● **SET TASK**
From the entries below, gather every line containing the string "Other".

● **RECORD EXTRACTS**

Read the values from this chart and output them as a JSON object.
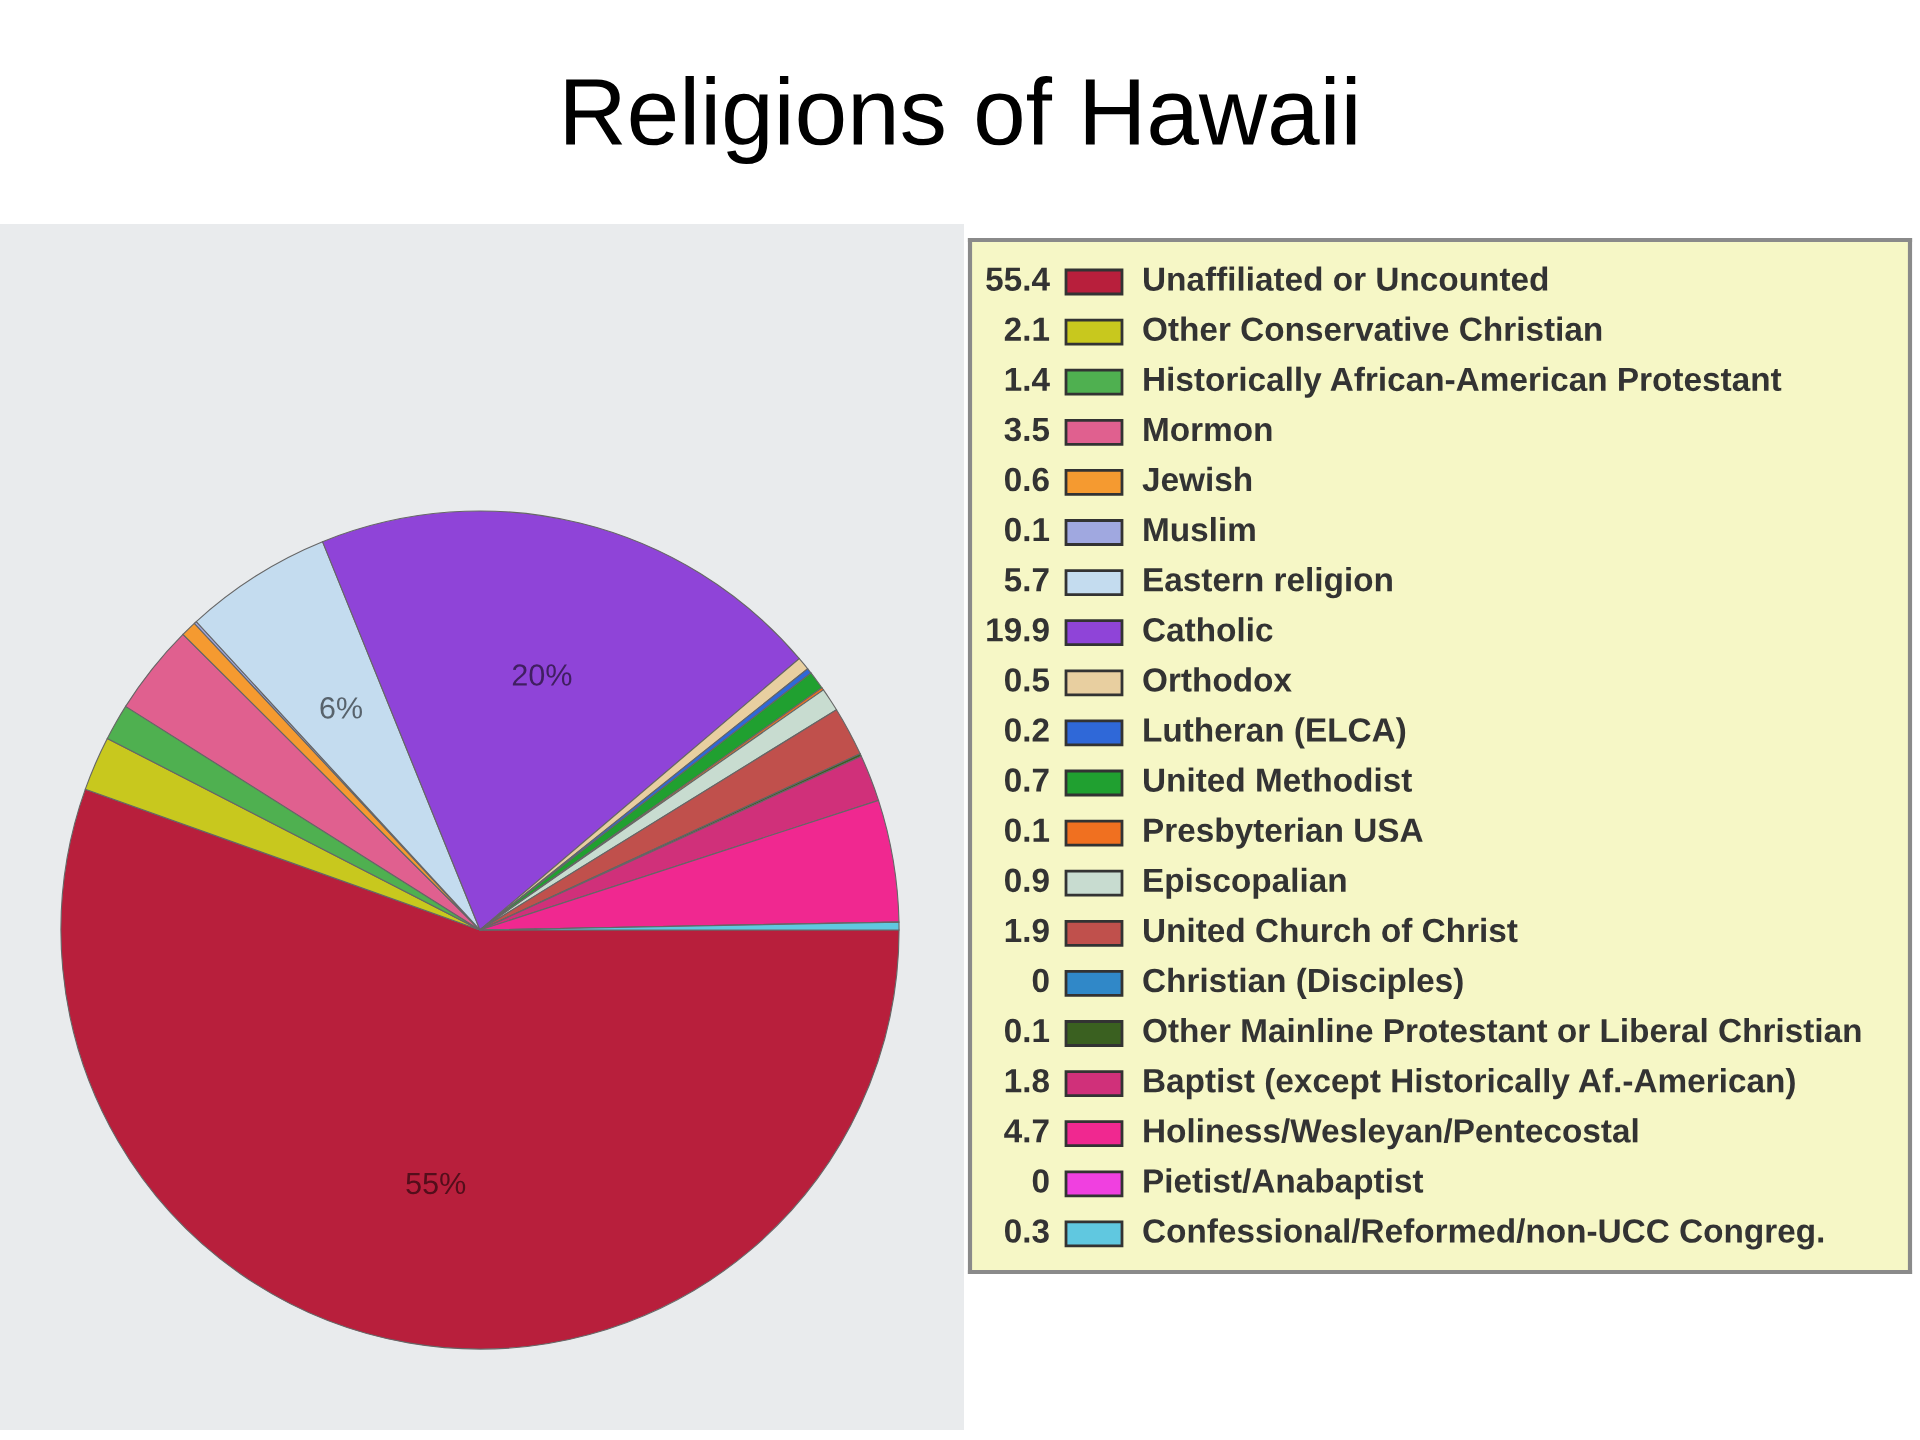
{
  "chart_data": {
    "type": "pie",
    "title": "Religions of Hawaii",
    "categories": [
      "Unaffiliated or Uncounted",
      "Other Conservative Christian",
      "Historically African-American Protestant",
      "Mormon",
      "Jewish",
      "Muslim",
      "Eastern religion",
      "Catholic",
      "Orthodox",
      "Lutheran (ELCA)",
      "United Methodist",
      "Presbyterian USA",
      "Episcopalian",
      "United Church of Christ",
      "Christian (Disciples)",
      "Other Mainline Protestant or Liberal Christian",
      "Baptist (except Historically Af.-American)",
      "Holiness/Wesleyan/Pentecostal",
      "Pietist/Anabaptist",
      "Confessional/Reformed/non-UCC Congreg."
    ],
    "values": [
      55.4,
      2.1,
      1.4,
      3.5,
      0.6,
      0.1,
      5.7,
      19.9,
      0.5,
      0.2,
      0.7,
      0.1,
      0.9,
      1.9,
      0,
      0.1,
      1.8,
      4.7,
      0,
      0.3
    ],
    "value_labels": [
      "55.4",
      "2.1",
      "1.4",
      "3.5",
      "0.6",
      "0.1",
      "5.7",
      "19.9",
      "0.5",
      "0.2",
      "0.7",
      "0.1",
      "0.9",
      "1.9",
      "0",
      "0.1",
      "1.8",
      "4.7",
      "0",
      "0.3"
    ],
    "colors": [
      "#b81f3c",
      "#c8c81e",
      "#4fb050",
      "#e0608f",
      "#f59a30",
      "#a0a8e0",
      "#c4dcef",
      "#8f44d8",
      "#e8cfa0",
      "#2f68d8",
      "#20a030",
      "#f07020",
      "#c8dcd0",
      "#c0504c",
      "#3088c8",
      "#3a6020",
      "#d0307a",
      "#f02890",
      "#f040e0",
      "#60c8e0"
    ],
    "annotations": [
      {
        "text": "55%",
        "x": "Unaffiliated or Uncounted"
      },
      {
        "text": "6%",
        "x": "Eastern religion"
      },
      {
        "text": "20%",
        "x": "Catholic"
      }
    ],
    "legend": "right"
  }
}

● **COMPLETED TASK**
      "Other Conservative Christian",
      "Other Mainline Protestant or Liberal Christian",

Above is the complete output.